- Your objective
Transcribe all the entries word for word, skipping the pictures.

(Part of a data file)
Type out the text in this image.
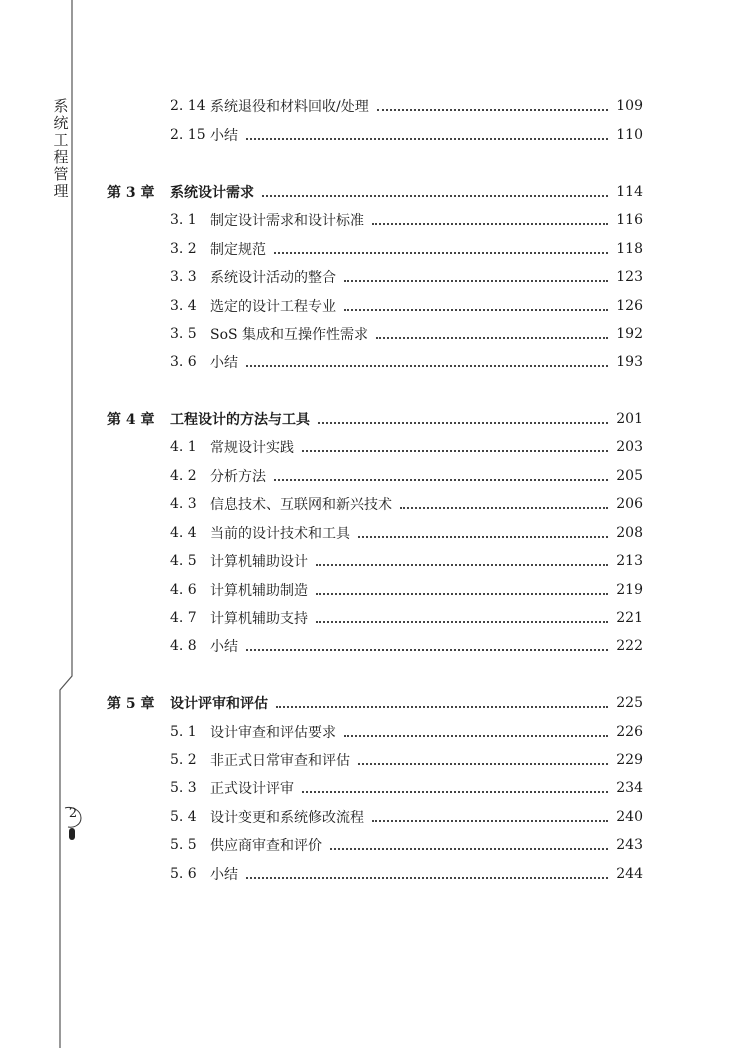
系
统
工
程
管
理
2
2. 14 系统退役和材料回收/处理	109
2. 15 小结	110
第 3 章	系统设计需求	114
3. 1 制定设计需求和设计标准	116
3. 2 制定规范	118
3. 3 系统设计活动的整合	123
3. 4 选定的设计工程专业	126
3. 5 SoS 集成和互操作性需求	192
3. 6 小结	193
第 4 章	工程设计的方法与工具	201
4. 1 常规设计实践	203
4. 2 分析方法	205
4. 3 信息技术、互联网和新兴技术	206
4. 4 当前的设计技术和工具	208
4. 5 计算机辅助设计	213
4. 6 计算机辅助制造	219
4. 7 计算机辅助支持	221
4. 8 小结	222
第 5 章	设计评审和评估	225
5. 1 设计审查和评估要求	226
5. 2 非正式日常审查和评估	229
5. 3 正式设计评审	234
5. 4 设计变更和系统修改流程	240
5. 5 供应商审查和评价	243
5. 6 小结	244
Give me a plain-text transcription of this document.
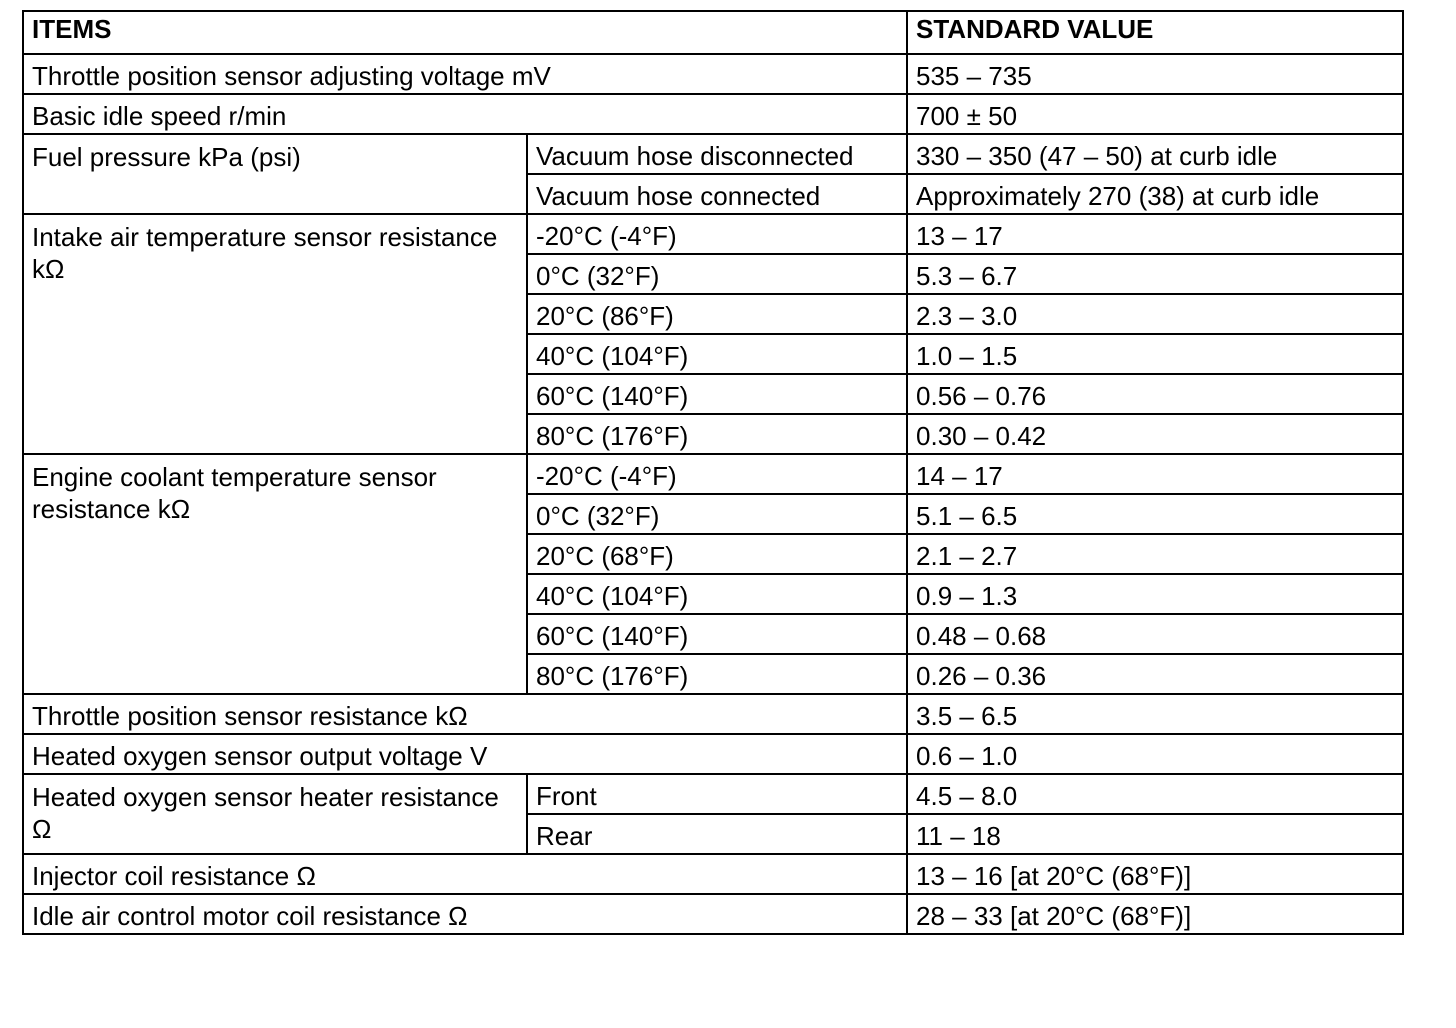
ITEMS		STANDARD VALUE
Throttle position sensor adjusting voltage mV		535 – 735
Basic idle speed r/min		700 ± 50
Fuel pressure kPa (psi)	Vacuum hose disconnected	330 – 350 (47 – 50) at curb idle
	Vacuum hose connected	Approximately 270 (38) at curb idle
Intake air temperature sensor resistance kΩ	-20°C (-4°F)	13 – 17
	0°C (32°F)	5.3 – 6.7
	20°C (86°F)	2.3 – 3.0
	40°C (104°F)	1.0 – 1.5
	60°C (140°F)	0.56 – 0.76
	80°C (176°F)	0.30 – 0.42
Engine coolant temperature sensor resistance kΩ	-20°C (-4°F)	14 – 17
	0°C (32°F)	5.1 – 6.5
	20°C (68°F)	2.1 – 2.7
	40°C (104°F)	0.9 – 1.3
	60°C (140°F)	0.48 – 0.68
	80°C (176°F)	0.26 – 0.36
Throttle position sensor resistance kΩ		3.5 – 6.5
Heated oxygen sensor output voltage V		0.6 – 1.0
Heated oxygen sensor heater resistance Ω	Front	4.5 – 8.0
	Rear	11 – 18
Injector coil resistance Ω		13 – 16 [at 20°C (68°F)]
Idle air control motor coil resistance Ω		28 – 33 [at 20°C (68°F)]
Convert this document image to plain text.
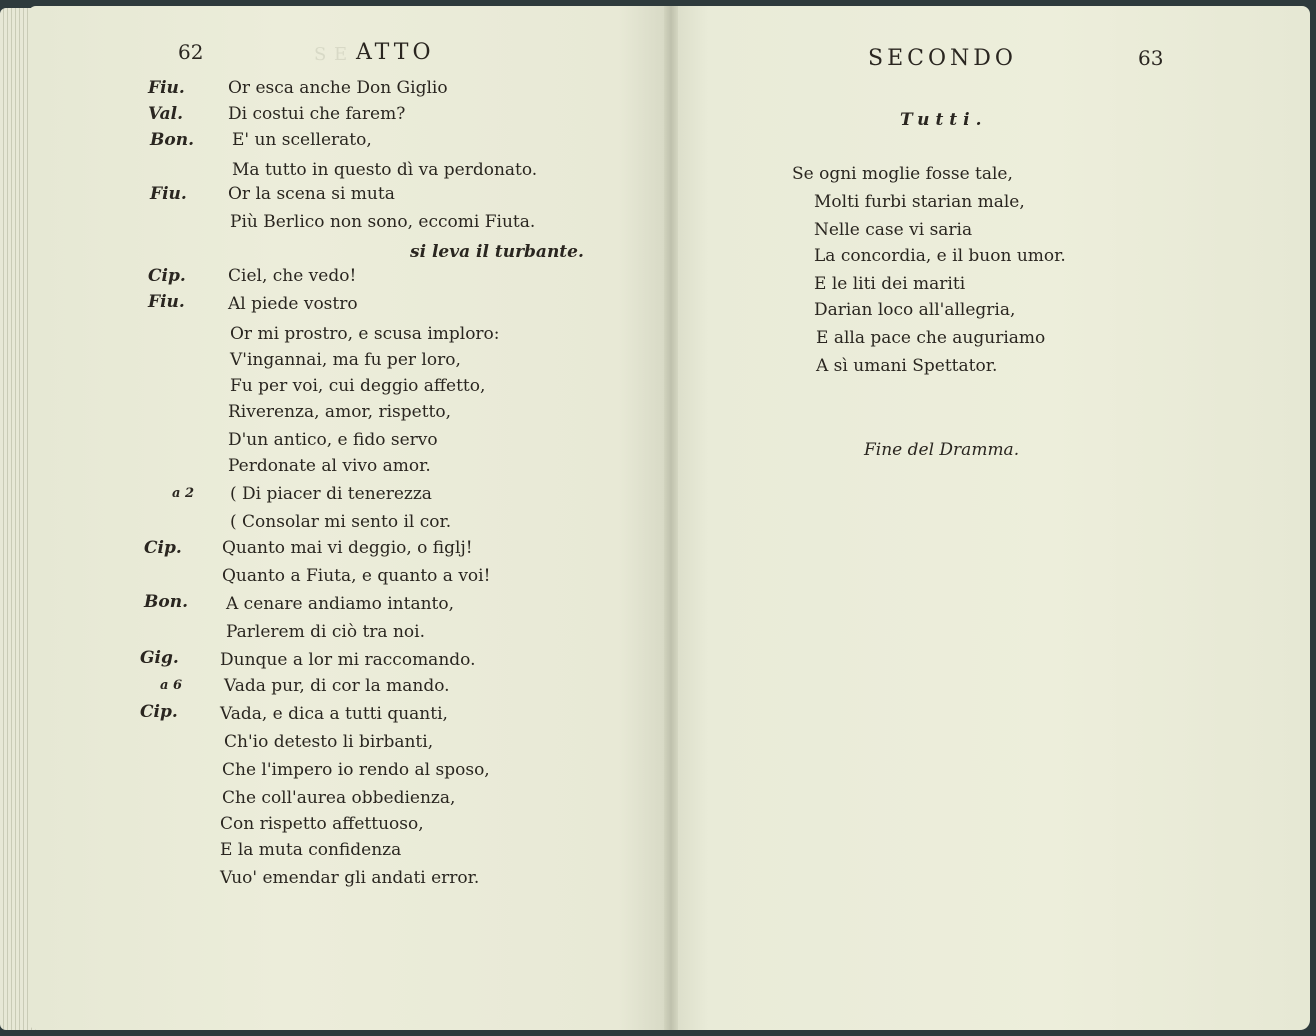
S E
62	ATTO
Fiu.	Or esca anche Don Giglio
Val.	Di costui che farem?
Bon. E' un scellerato,
Ma tutto in questo dì va perdonato.
Fiu. Or la scena si muta
Più Berlico non sono, eccomi Fiuta.
si leva il turbante.
Cip. Ciel, che vedo!
Fiu.	Al piede vostro
Or mi prostro, e scusa imploro:
V'ingannai, ma fu per loro,
Fu per voi, cui deggio affetto,
Riverenza, amor, rispetto,
D'un antico, e fido servo
Perdonate al vivo amor.
a 2 ( Di piacer di tenerezza
( Consolar mi sento il cor.
Cip. Quanto mai vi deggio, o figlj!
Quanto a Fiuta, e quanto a voi!
Bon. A cenare andiamo intanto,
Parlerem di ciò tra noi.
Gig. Dunque a lor mi raccomando.
a 6 Vada pur, di cor la mando.
Cip. Vada, e dica a tutti quanti,
Ch'io detesto li birbanti,
Che l'impero io rendo al sposo,
Che coll'aurea obbedienza,
Con rispetto affettuoso,
E la muta confidenza
Vuo' emendar gli andati error.
SECONDO	63
Tutti.
Se ogni moglie fosse tale,
Molti furbi starian male,
Nelle case vi saria
La concordia, e il buon umor.
E le liti dei mariti
Darian loco all'allegria,
E alla pace che auguriamo
A sì umani Spettator.
Fine del Dramma.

- Result
Type out the text in this image.
系
统
工
程
管
理
2
2. 14 系统退役和材料回收/处理	109
2. 15 小结	110
第 3 章	系统设计需求	114
3. 1 制定设计需求和设计标准	116
3. 2 制定规范	118
3. 3 系统设计活动的整合	123
3. 4 选定的设计工程专业	126
3. 5 SoS 集成和互操作性需求	192
3. 6 小结	193
第 4 章	工程设计的方法与工具	201
4. 1 常规设计实践	203
4. 2 分析方法	205
4. 3 信息技术、互联网和新兴技术	206
4. 4 当前的设计技术和工具	208
4. 5 计算机辅助设计	213
4. 6 计算机辅助制造	219
4. 7 计算机辅助支持	221
4. 8 小结	222
第 5 章	设计评审和评估	225
5. 1 设计审查和评估要求	226
5. 2 非正式日常审查和评估	229
5. 3 正式设计评审	234
5. 4 设计变更和系统修改流程	240
5. 5 供应商审查和评价	243
5. 6 小结	244
Give me a plain-text transcription of this document.
ITEMS		STANDARD VALUE
Throttle position sensor adjusting voltage mV		535 – 735
Basic idle speed r/min		700 ± 50
Fuel pressure kPa (psi)	Vacuum hose disconnected	330 – 350 (47 – 50) at curb idle
	Vacuum hose connected	Approximately 270 (38) at curb idle
Intake air temperature sensor resistance kΩ	-20°C (-4°F)	13 – 17
	0°C (32°F)	5.3 – 6.7
	20°C (86°F)	2.3 – 3.0
	40°C (104°F)	1.0 – 1.5
	60°C (140°F)	0.56 – 0.76
	80°C (176°F)	0.30 – 0.42
Engine coolant temperature sensor resistance kΩ	-20°C (-4°F)	14 – 17
	0°C (32°F)	5.1 – 6.5
	20°C (68°F)	2.1 – 2.7
	40°C (104°F)	0.9 – 1.3
	60°C (140°F)	0.48 – 0.68
	80°C (176°F)	0.26 – 0.36
Throttle position sensor resistance kΩ		3.5 – 6.5
Heated oxygen sensor output voltage V		0.6 – 1.0
Heated oxygen sensor heater resistance Ω	Front	4.5 – 8.0
	Rear	11 – 18
Injector coil resistance Ω		13 – 16 [at 20°C (68°F)]
Idle air control motor coil resistance Ω		28 – 33 [at 20°C (68°F)]
Convert this document image to plain text.
S E
62	ATTO
Fiu.	Or esca anche Don Giglio
Val.	Di costui che farem?
Bon. E' un scellerato,
Ma tutto in questo dì va perdonato.
Fiu. Or la scena si muta
Più Berlico non sono, eccomi Fiuta.
si leva il turbante.
Cip. Ciel, che vedo!
Fiu.	Al piede vostro
Or mi prostro, e scusa imploro:
V'ingannai, ma fu per loro,
Fu per voi, cui deggio affetto,
Riverenza, amor, rispetto,
D'un antico, e fido servo
Perdonate al vivo amor.
a 2 ( Di piacer di tenerezza
( Consolar mi sento il cor.
Cip. Quanto mai vi deggio, o figlj!
Quanto a Fiuta, e quanto a voi!
Bon. A cenare andiamo intanto,
Parlerem di ciò tra noi.
Gig. Dunque a lor mi raccomando.
a 6 Vada pur, di cor la mando.
Cip. Vada, e dica a tutti quanti,
Ch'io detesto li birbanti,
Che l'impero io rendo al sposo,
Che coll'aurea obbedienza,
Con rispetto affettuoso,
E la muta confidenza
Vuo' emendar gli andati error.
SECONDO	63
Tutti.
Se ogni moglie fosse tale,
Molti furbi starian male,
Nelle case vi saria
La concordia, e il buon umor.
E le liti dei mariti
Darian loco all'allegria,
E alla pace che auguriamo
A sì umani Spettator.
Fine del Dramma.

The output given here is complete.